# [What the task requires]
In the material below, find all lines with the string "background" and copy them.

Figure data in JSON:
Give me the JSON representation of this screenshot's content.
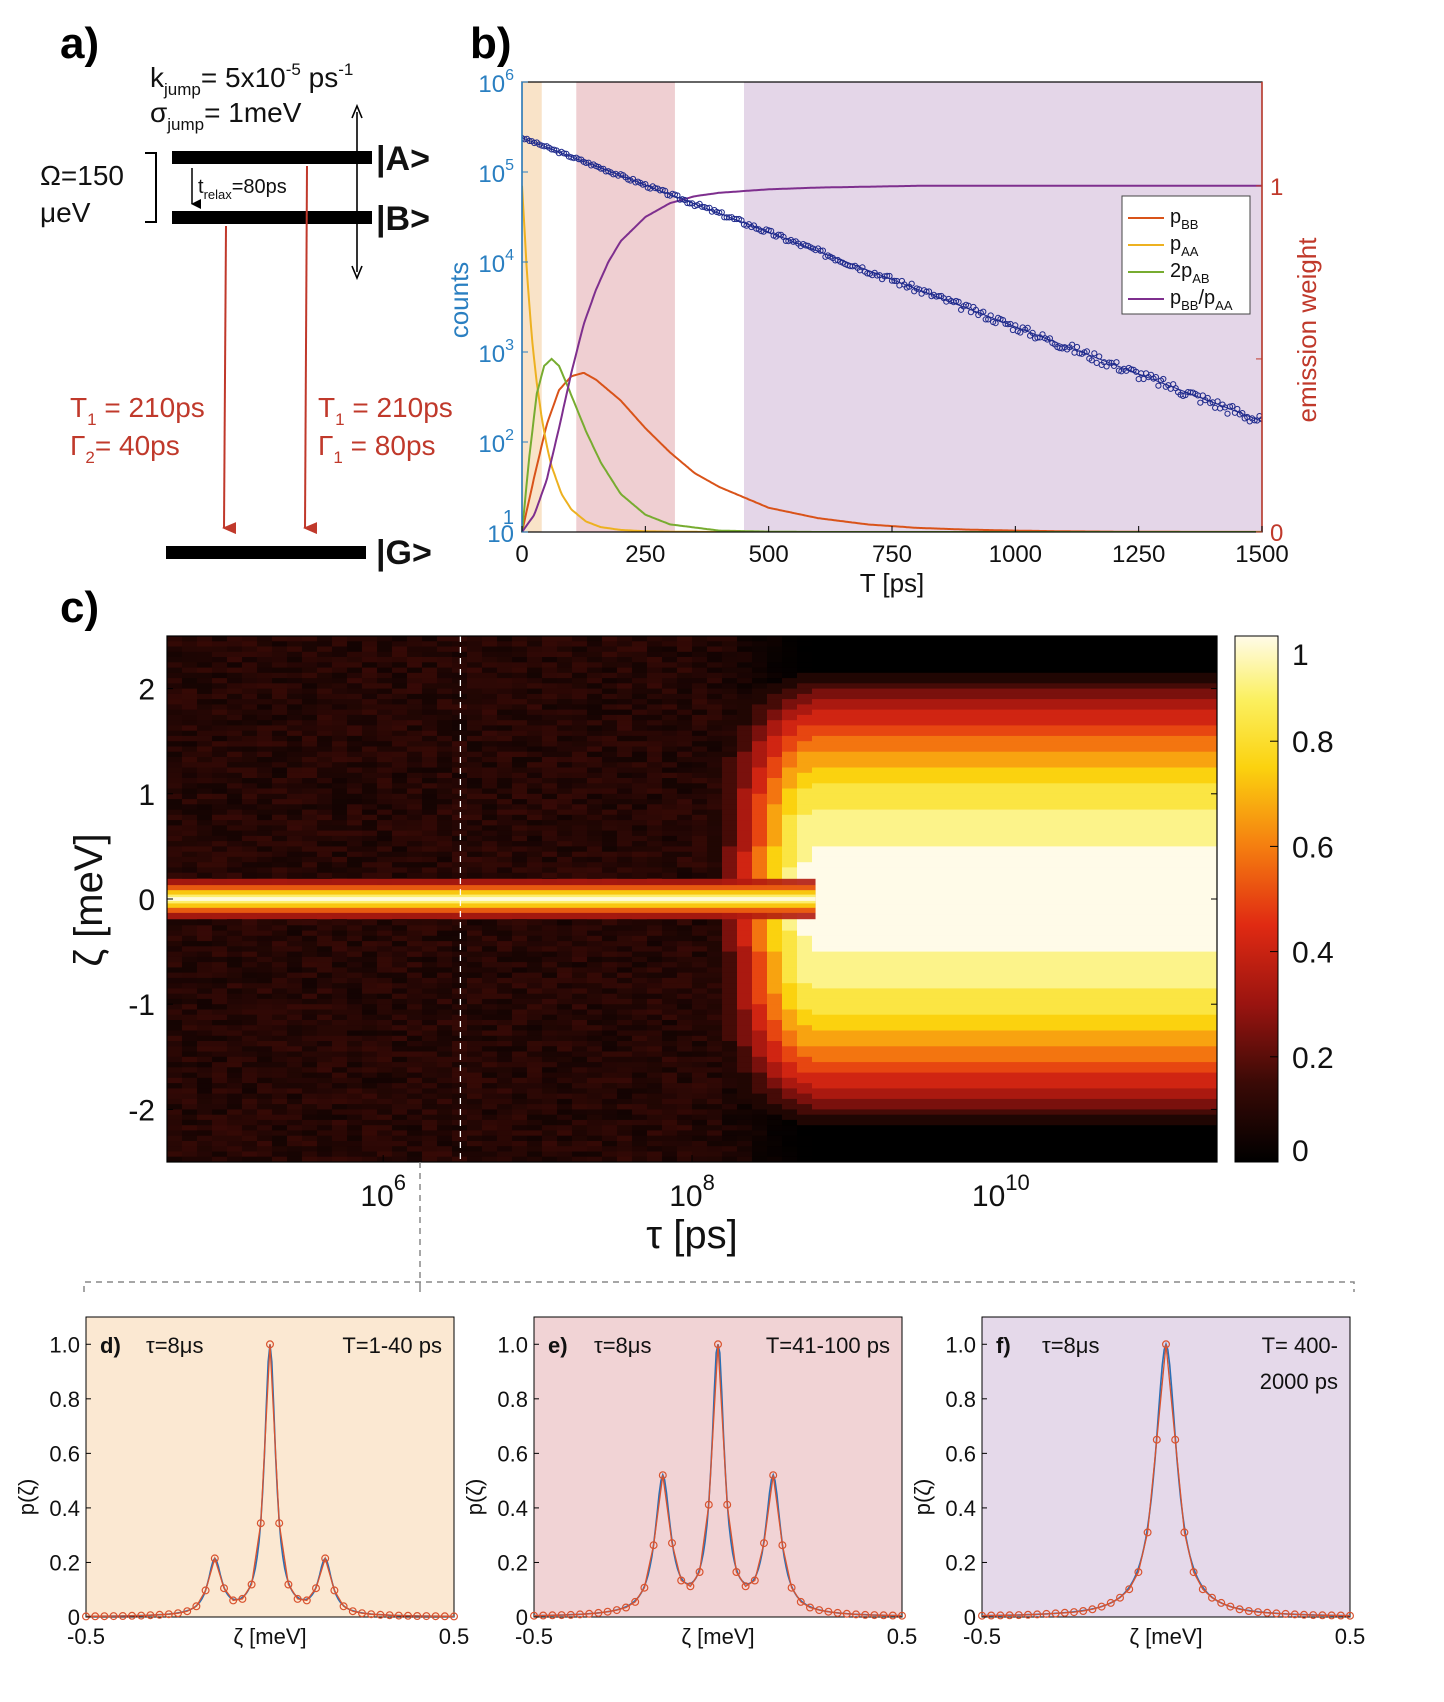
{
  "panel_labels": {
    "a": "a)",
    "b": "b)",
    "c": "c)",
    "d": "d)",
    "e": "e)",
    "f": "f)"
  },
  "panel_a": {
    "k_jump": {
      "prefix": "k",
      "sub": "jump",
      "rest": "= 5x10",
      "sup": "-5",
      "tail": " ps",
      "tail_sup": "-1"
    },
    "sigma_jump": {
      "prefix": "σ",
      "sub": "jump",
      "rest": "= 1meV"
    },
    "omega_line1": "Ω=150",
    "omega_line2": "μeV",
    "t_relax": {
      "prefix": "t",
      "sub": "relax",
      "rest": "=80ps"
    },
    "state_A": "|A>",
    "state_B": "|B>",
    "state_G": "|G>",
    "left_T1": {
      "prefix": "T",
      "sub": "1",
      "rest": " = 210ps"
    },
    "left_Gamma": {
      "prefix": "Γ",
      "sub": "2",
      "rest": "= 40ps"
    },
    "right_T1": {
      "prefix": "T",
      "sub": "1",
      "rest": " = 210ps"
    },
    "right_Gamma": {
      "prefix": "Γ",
      "sub": "1",
      "rest": " = 80ps"
    },
    "colors": {
      "arrow": "#c0392b",
      "level": "#000000"
    }
  },
  "chart_data": [
    {
      "id": "b",
      "type": "line",
      "xlabel": "T [ps]",
      "ylabel_left": "counts",
      "ylabel_right": "emission weight",
      "xlim": [
        0,
        1500
      ],
      "x_ticks": [
        "0",
        "250",
        "500",
        "750",
        "1000",
        "1250",
        "1500"
      ],
      "y_left_scale": "log",
      "y_left_ticks": [
        {
          "base": "1",
          "exp": "",
          "label": "10"
        },
        {
          "base": "10",
          "exp": "2"
        },
        {
          "base": "10",
          "exp": "3"
        },
        {
          "base": "10",
          "exp": "4"
        },
        {
          "base": "10",
          "exp": "5"
        },
        {
          "base": "10",
          "exp": "6"
        }
      ],
      "ylim_left": [
        10,
        1000000
      ],
      "y_right_ticks": [
        "0",
        "1"
      ],
      "ylim_right": [
        0,
        1.3
      ],
      "shaded_regions": [
        {
          "x0": 0,
          "x1": 40,
          "color": "#f9e3c8"
        },
        {
          "x0": 110,
          "x1": 310,
          "color": "#efcfd2"
        },
        {
          "x0": 450,
          "x1": 1500,
          "color": "#e4d6e8"
        }
      ],
      "legend": {
        "position": "top-right",
        "entries": [
          {
            "name": "p",
            "sub": "BB",
            "color": "#d95319"
          },
          {
            "name": "p",
            "sub": "AA",
            "color": "#edb120"
          },
          {
            "name": "2p",
            "sub": "AB",
            "color": "#77ac30"
          },
          {
            "name": "p",
            "sub": "BB",
            "name2": "/p",
            "sub2": "AA",
            "color": "#7e2f8e"
          }
        ]
      },
      "series": [
        {
          "name": "counts",
          "axis": "left",
          "style": "markers",
          "color": "#1f2a8c",
          "fit": "exponential",
          "y_at_0": 240000,
          "y_at_1500": 170,
          "start": 0,
          "stop": 1500
        },
        {
          "name": "p_BB",
          "axis": "right",
          "color": "#d95319",
          "x": [
            0,
            25,
            50,
            75,
            100,
            125,
            150,
            200,
            250,
            300,
            350,
            400,
            500,
            600,
            700,
            800,
            900,
            1000,
            1100,
            1200,
            1300,
            1400,
            1500
          ],
          "y": [
            0,
            0.16,
            0.31,
            0.41,
            0.45,
            0.46,
            0.44,
            0.38,
            0.3,
            0.23,
            0.17,
            0.13,
            0.07,
            0.04,
            0.022,
            0.012,
            0.007,
            0.004,
            0.002,
            0.001,
            0.0005,
            0.0003,
            0.0002
          ]
        },
        {
          "name": "p_AA",
          "axis": "right",
          "color": "#edb120",
          "x": [
            0,
            10,
            20,
            30,
            40,
            50,
            60,
            80,
            100,
            130,
            160,
            200,
            250,
            300,
            400,
            500,
            1500
          ],
          "y": [
            1.0,
            0.75,
            0.56,
            0.43,
            0.33,
            0.25,
            0.19,
            0.11,
            0.065,
            0.03,
            0.014,
            0.006,
            0.002,
            0.001,
            0,
            0,
            0
          ]
        },
        {
          "name": "2p_AB",
          "axis": "right",
          "color": "#77ac30",
          "x": [
            0,
            15,
            30,
            45,
            60,
            75,
            90,
            110,
            130,
            160,
            200,
            250,
            300,
            400,
            500,
            600,
            1500
          ],
          "y": [
            0,
            0.22,
            0.4,
            0.48,
            0.5,
            0.48,
            0.43,
            0.36,
            0.29,
            0.2,
            0.11,
            0.05,
            0.022,
            0.004,
            0.001,
            0,
            0
          ]
        },
        {
          "name": "p_BB/p_AA",
          "axis": "right",
          "color": "#7e2f8e",
          "x": [
            0,
            25,
            50,
            75,
            100,
            125,
            150,
            175,
            200,
            250,
            300,
            350,
            400,
            500,
            600,
            800,
            1000,
            1500
          ],
          "y": [
            0,
            0.05,
            0.15,
            0.3,
            0.46,
            0.6,
            0.7,
            0.78,
            0.84,
            0.91,
            0.95,
            0.97,
            0.98,
            0.99,
            0.995,
            1.0,
            1.0,
            1.0
          ]
        }
      ]
    },
    {
      "id": "c",
      "type": "heatmap",
      "xlabel": "τ [ps]",
      "ylabel": "ζ [meV]",
      "x_scale": "log",
      "xlim_exp": [
        4.6,
        11.4
      ],
      "x_ticks": [
        {
          "base": "10",
          "exp": "6",
          "value_exp": 6
        },
        {
          "base": "10",
          "exp": "8",
          "value_exp": 8
        },
        {
          "base": "10",
          "exp": "10",
          "value_exp": 10
        }
      ],
      "ylim": [
        -2.5,
        2.5
      ],
      "y_ticks": [
        "2",
        "1",
        "0",
        "-1",
        "-2"
      ],
      "colorbar_ticks": [
        "1",
        "0.8",
        "0.6",
        "0.4",
        "0.2",
        "0"
      ],
      "colormap": "hot",
      "marker_line_tau_exp": 6.5,
      "transition_tau_exp": [
        8.0,
        8.8
      ],
      "narrow_line_width_meV": 0.06,
      "broad_half_width_meV": 2.2
    },
    {
      "id": "d",
      "type": "line",
      "label": "d)",
      "tau_text": "τ=8μs",
      "T_text": "T=1-40 ps",
      "T_text2": "",
      "background": "#fbe8d2",
      "xlabel": "ζ [meV]",
      "ylabel": "p(ζ)",
      "xlim": [
        -0.5,
        0.5
      ],
      "ylim": [
        0,
        1.1
      ],
      "x_ticks": [
        "-0.5",
        "0.5"
      ],
      "y_ticks": [
        "0",
        "0.2",
        "0.4",
        "0.6",
        "0.8",
        "1.0"
      ],
      "side_peak_pos": 0.15,
      "side_peak_height": 0.2,
      "center_width": 0.018,
      "side_width": 0.022
    },
    {
      "id": "e",
      "type": "line",
      "label": "e)",
      "tau_text": "τ=8μs",
      "T_text": "T=41-100 ps",
      "T_text2": "",
      "background": "#f1d3d5",
      "xlabel": "ζ [meV]",
      "ylabel": "p(ζ)",
      "xlim": [
        -0.5,
        0.5
      ],
      "ylim": [
        0,
        1.1
      ],
      "x_ticks": [
        "-0.5",
        "0.5"
      ],
      "y_ticks": [
        "0",
        "0.2",
        "0.4",
        "0.6",
        "0.8",
        "1.0"
      ],
      "side_peak_pos": 0.15,
      "side_peak_height": 0.5,
      "center_width": 0.02,
      "side_width": 0.025
    },
    {
      "id": "f",
      "type": "line",
      "label": "f)",
      "tau_text": "τ=8μs",
      "T_text": "T= 400-",
      "T_text2": "2000 ps",
      "background": "#e5d9ea",
      "xlabel": "ζ [meV]",
      "ylabel": "p(ζ)",
      "xlim": [
        -0.5,
        0.5
      ],
      "ylim": [
        0,
        1.1
      ],
      "x_ticks": [
        "-0.5",
        "0.5"
      ],
      "y_ticks": [
        "0",
        "0.2",
        "0.4",
        "0.6",
        "0.8",
        "1.0"
      ],
      "side_peak_pos": 0,
      "side_peak_height": 0,
      "center_width": 0.035,
      "side_width": 0.02
    }
  ]
}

# [Full response]
      "background": "#fbe8d2",
      "background": "#f1d3d5",
      "background": "#e5d9ea",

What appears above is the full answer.